# WHAT YOU WILL DO:
a) Rewrite the passage of the post on Wilkinson's gloss of Word Order starting at "I’m very grateful" and ending at "by John Wilkinson.", putting "thankful" in place of "grateful".
b) Does each statement below agree with the post on Wilkinson's gloss of Word Order? Answer yes or no for each and quote the words that decide it.
(i) Wilkinson has spent most of his life working in the health sector.
(ii) Carey's work on Milton's shorter poems is given as an example of over-glossing.
(iii) Wilkinson traces "rap her to bank" to a miners' song from the Yorkshire coalfields.

──────── DOCUMENT EXTRACT

John Wilkinson’s partial gloss on Word Order

I’m very grateful to Neil for alerting me to the latest edition of ‘Glossator’ which is exclusively devoted to Prynne. I haven’t read all of it yet but the first piece that caught my eye was ‘Heigh Ho: a partial gloss of Word Order ‘ by John Wilkinson.
Wilkinson is a fairly rare beast in that he’s spent most of his life working in the health sector and has nevertheless produced an impressive body of engaged political verse. He’s also a perceptive writer on the works of both Prynne and Sutherland- even if his fan letter to Sutherland re ‘Stress Position’ was a little disappointing. It just so happens that ‘Word Order’ is on of the first poems that I encountered on my way up Mount Prynne so I started ‘Heigh Ho’ with more than a little excitement.
Having now read the piece on several occasions I have to say the Wilkinson’s ‘Word Order’ isn’t the same as the one I have in my head so I’ve had to reconsider my initial reaction, which isn’t a bad thing.
Before I proceed with any further consideration of the dilemma I’m currently in, I’d like to insert a few words on the complex business of glossing poetry. First of all there’s the obvious- the verb to gloss is not a million miles from ‘gloze’ so glossing, or producing a glossary, may not be exclusively about producing an impartial guide but may indeed be about putting a specific ‘spin’ on something in order to present it in a certain light. Is this what Wilkinson means by ‘partial’ in his title?
The glossing of poetry can be very useful in helping us readers gain a little more context, Fowler’s gloss on ‘Paradise Lost’ is probably the best example of providing just the right amount of additional information without detracting from the reader’s enjoyment of the poem. It is also eminently possible to under-gloss, Carey’s work on Milton’s shorter poems and the various editions of Spenser’s shorter stuff are guilty of this. There’s also the problem of over-glossing, Bert Hamilton’s notes to the ‘Faerie Queen’ annoy me to death with his tendency to provide definitions of words and terms that are already familiar to those with a reasonable vocabulary whilst omitting explanations/context on the bits that I need a hand with. Then there’s the ‘completist’ gloss- Nigel Smith on Marvell comes to mind as providing more information on 17th century politics than my small mind can take but he is better than most others in demonstrating the ways in which ideology and verse went hand in hand.
I’ve looked through my copies of the above tomes and realised that I’ve spent more time making comments about the gloss than I have about the poems so perhaps that’s an indication that we readers like to keep tight hold of what the poems say to us rather than what eminent critics have to say.
Wilkinson builds a convincing connection between ‘Word Order’ and ‘Field Notes’ (Prynne’s work on ‘The Solitary Reaper’), pointing out that both highlight the close relationship between work songs and poetry. He also provides some useful clarification of a few of the more oblique references. He traces “rap her to bank” to a miners’s song from the Durham coalfields and postulates that this is a reference to the “defeat of historical traditions by financial ‘disciplines’ in the eighties. As someone who was involved in that particular coalfield during the strike, I remain of the view that we shouldn’t get in any way nostalgic for the British coal industry and that this ‘defeat’ was about forty years overdue. This is not the place to indulge in that particular debate but is to point out that there’s always more than one gloss.

────────────────
──────── RECORDS SHOWN

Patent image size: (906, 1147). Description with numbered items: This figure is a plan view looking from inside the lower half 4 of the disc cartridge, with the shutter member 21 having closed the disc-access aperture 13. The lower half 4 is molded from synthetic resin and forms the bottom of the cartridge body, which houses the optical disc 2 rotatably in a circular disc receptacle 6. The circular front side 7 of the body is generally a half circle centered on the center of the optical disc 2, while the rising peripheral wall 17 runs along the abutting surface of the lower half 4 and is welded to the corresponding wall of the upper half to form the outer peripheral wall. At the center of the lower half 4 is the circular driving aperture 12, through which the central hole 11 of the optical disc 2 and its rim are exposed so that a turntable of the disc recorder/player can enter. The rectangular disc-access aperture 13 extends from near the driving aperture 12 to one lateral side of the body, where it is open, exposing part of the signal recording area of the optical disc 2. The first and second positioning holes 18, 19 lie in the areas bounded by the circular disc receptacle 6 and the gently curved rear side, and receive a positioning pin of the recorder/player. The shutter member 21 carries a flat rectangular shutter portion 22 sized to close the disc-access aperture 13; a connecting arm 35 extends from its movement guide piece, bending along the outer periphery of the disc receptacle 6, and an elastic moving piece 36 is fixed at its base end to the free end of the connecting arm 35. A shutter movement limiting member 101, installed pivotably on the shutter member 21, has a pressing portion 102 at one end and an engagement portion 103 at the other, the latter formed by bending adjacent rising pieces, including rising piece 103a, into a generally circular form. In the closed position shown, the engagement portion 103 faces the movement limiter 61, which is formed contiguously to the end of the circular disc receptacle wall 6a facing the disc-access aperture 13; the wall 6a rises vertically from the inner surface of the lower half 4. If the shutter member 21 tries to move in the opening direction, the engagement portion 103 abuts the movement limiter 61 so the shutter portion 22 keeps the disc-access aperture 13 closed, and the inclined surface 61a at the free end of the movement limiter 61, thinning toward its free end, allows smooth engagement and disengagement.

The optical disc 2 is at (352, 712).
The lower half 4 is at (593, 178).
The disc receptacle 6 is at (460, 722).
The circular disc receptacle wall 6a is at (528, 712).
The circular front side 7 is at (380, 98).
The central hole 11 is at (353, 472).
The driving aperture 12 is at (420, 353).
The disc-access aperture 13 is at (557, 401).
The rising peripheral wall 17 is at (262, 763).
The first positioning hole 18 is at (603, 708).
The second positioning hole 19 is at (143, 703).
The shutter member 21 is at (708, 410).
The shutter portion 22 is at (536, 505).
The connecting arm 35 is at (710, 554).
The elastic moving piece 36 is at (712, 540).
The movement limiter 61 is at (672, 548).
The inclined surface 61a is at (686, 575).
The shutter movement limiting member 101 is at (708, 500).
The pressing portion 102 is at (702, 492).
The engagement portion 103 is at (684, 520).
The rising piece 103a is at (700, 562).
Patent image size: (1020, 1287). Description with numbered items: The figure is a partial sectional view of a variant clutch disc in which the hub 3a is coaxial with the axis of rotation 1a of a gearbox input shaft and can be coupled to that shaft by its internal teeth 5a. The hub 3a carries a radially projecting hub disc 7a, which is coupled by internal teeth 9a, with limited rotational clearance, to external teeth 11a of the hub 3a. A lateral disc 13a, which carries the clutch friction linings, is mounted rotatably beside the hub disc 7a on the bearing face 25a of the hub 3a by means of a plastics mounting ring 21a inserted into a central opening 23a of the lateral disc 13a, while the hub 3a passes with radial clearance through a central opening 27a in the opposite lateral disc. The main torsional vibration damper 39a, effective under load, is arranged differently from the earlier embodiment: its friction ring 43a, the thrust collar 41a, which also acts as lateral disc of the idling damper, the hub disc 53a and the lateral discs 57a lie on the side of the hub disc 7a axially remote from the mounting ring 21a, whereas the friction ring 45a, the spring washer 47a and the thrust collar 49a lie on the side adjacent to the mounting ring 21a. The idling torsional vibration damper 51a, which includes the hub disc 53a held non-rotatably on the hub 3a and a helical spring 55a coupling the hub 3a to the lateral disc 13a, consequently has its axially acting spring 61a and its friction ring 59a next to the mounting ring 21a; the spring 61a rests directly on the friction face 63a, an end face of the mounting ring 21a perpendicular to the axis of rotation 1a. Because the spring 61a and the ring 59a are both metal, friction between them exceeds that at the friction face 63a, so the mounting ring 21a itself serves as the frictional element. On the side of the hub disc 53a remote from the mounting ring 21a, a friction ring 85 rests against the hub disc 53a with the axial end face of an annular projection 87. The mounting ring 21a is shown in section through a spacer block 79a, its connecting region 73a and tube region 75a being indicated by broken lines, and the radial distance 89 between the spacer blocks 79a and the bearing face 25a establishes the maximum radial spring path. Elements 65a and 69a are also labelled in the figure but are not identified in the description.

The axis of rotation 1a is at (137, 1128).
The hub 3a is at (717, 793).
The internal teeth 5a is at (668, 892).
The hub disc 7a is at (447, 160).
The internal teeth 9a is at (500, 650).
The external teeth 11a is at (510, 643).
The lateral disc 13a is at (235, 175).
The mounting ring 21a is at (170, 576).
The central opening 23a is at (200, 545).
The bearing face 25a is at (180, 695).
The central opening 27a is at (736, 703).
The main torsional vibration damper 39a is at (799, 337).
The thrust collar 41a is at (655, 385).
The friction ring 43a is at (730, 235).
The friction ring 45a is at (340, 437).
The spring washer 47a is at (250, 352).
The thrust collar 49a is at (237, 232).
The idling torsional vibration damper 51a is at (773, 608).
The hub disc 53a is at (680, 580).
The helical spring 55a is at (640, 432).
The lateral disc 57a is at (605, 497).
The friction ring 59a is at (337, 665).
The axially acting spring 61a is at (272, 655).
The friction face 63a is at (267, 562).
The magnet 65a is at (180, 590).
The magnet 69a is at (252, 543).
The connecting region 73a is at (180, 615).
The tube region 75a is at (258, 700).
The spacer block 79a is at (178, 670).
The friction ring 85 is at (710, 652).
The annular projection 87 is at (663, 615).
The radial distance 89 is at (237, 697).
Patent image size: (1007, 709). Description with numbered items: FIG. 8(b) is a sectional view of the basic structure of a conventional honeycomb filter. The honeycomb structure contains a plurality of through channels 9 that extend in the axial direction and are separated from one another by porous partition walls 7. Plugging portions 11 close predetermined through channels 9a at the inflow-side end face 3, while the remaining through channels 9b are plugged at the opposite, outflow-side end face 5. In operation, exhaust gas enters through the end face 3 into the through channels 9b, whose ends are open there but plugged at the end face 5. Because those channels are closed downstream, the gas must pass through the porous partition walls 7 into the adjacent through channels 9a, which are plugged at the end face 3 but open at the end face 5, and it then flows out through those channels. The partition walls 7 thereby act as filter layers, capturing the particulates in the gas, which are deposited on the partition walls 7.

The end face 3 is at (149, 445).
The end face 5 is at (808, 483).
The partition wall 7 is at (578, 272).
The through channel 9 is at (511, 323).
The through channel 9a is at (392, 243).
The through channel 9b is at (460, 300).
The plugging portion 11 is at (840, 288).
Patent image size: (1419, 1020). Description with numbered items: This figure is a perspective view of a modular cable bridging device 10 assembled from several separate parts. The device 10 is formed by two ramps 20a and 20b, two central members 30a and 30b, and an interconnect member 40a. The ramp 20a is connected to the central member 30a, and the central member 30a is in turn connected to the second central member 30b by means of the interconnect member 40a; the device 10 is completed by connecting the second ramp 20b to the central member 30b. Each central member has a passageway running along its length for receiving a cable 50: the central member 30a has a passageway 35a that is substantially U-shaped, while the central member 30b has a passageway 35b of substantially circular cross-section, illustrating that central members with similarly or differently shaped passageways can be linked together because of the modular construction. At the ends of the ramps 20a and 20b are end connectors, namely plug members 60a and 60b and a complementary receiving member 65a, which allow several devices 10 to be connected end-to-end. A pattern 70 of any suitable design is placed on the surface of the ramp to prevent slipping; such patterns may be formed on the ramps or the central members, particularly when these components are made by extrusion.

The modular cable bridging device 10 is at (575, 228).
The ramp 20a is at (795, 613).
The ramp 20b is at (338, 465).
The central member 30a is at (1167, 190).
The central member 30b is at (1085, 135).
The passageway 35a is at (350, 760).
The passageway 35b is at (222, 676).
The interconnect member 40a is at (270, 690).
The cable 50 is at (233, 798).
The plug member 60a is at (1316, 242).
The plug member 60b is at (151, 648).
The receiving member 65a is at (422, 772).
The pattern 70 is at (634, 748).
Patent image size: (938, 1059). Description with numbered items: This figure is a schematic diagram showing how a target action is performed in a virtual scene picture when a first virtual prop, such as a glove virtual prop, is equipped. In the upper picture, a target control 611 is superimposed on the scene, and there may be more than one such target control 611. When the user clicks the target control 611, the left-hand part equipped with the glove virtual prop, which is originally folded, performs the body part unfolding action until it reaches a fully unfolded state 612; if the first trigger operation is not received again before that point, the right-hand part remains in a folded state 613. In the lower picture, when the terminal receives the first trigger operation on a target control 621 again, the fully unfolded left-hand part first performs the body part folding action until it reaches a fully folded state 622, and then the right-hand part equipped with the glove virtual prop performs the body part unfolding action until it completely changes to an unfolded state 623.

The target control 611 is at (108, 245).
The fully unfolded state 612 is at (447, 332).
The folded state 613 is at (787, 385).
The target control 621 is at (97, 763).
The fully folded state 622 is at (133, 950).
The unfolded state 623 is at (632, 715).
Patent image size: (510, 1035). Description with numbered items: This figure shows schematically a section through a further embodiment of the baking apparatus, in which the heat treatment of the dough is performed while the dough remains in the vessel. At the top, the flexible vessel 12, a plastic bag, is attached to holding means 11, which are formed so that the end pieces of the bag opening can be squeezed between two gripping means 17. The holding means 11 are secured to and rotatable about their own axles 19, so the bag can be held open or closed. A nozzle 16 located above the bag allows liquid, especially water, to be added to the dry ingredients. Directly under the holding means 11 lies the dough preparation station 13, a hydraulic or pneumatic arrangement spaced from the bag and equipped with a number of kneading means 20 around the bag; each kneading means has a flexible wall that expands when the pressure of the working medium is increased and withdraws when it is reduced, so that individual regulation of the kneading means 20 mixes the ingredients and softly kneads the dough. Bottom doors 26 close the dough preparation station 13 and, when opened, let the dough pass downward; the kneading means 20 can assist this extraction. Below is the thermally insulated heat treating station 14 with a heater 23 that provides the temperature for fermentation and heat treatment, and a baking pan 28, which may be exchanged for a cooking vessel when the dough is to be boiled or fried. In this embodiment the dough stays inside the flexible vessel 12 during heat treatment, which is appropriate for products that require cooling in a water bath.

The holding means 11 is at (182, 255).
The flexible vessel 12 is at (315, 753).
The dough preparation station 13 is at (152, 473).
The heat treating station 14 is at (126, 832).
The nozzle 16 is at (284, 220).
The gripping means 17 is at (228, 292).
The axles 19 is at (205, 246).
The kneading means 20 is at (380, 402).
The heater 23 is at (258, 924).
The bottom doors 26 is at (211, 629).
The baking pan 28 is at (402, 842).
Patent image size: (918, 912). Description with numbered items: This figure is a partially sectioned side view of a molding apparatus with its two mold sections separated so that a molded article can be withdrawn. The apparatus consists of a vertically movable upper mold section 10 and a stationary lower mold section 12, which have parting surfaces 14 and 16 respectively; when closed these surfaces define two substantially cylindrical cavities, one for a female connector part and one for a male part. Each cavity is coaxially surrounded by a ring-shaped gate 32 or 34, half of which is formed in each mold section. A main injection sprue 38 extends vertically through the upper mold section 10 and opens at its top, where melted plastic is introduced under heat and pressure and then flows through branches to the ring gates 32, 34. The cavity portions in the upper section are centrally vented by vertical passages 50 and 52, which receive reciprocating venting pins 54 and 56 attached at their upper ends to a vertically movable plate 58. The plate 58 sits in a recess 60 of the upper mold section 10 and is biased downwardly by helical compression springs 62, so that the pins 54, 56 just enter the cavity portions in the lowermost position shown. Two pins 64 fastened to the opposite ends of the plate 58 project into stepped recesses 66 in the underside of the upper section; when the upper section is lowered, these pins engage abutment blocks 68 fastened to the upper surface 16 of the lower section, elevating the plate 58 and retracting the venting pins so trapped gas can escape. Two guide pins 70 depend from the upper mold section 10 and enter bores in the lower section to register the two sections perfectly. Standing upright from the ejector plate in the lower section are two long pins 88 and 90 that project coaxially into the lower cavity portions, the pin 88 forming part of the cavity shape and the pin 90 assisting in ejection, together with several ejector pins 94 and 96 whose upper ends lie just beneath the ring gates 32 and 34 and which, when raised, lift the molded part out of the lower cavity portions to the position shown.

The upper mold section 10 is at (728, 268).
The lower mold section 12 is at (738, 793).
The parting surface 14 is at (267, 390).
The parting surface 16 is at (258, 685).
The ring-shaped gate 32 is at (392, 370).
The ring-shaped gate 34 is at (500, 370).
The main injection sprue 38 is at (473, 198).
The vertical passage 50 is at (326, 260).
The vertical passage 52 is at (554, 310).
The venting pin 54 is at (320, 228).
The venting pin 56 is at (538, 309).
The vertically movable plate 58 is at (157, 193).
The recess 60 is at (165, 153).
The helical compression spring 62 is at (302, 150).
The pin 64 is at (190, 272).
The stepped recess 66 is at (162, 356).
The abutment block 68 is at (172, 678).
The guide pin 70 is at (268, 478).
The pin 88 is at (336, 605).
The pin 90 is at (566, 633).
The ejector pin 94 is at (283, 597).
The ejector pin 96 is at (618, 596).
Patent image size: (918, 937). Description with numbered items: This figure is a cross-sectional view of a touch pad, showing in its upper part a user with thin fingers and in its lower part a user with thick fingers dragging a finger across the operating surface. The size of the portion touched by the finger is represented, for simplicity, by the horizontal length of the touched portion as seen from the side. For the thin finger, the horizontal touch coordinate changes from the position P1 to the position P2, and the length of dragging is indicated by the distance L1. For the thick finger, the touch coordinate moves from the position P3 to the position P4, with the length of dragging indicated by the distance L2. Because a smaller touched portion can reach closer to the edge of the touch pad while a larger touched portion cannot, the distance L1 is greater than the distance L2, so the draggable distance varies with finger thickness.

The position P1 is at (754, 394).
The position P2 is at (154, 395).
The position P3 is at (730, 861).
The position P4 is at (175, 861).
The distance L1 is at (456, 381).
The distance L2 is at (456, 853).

────────────────

# COMPLETED EXERCISE:
a)
I’m very thankful to Neil for alerting me to the latest edition of ‘Glossator’ which is exclusively devoted to Prynne. I haven’t read all of it yet but the first piece that caught my eye was ‘Heigh Ho: a partial gloss of Word Order ‘ by John Wilkinson.

b)
(i) Yes: "he’s spent most of his life working in the health sector"
(ii) No: "It is also eminently possible to under-gloss, Carey’s work on Milton’s shorter poems and the various editions of Spenser’s shorter stuff are guilty of this."
(iii) No: "He traces “rap her to bank” to a miners’s song from the Durham coalfields"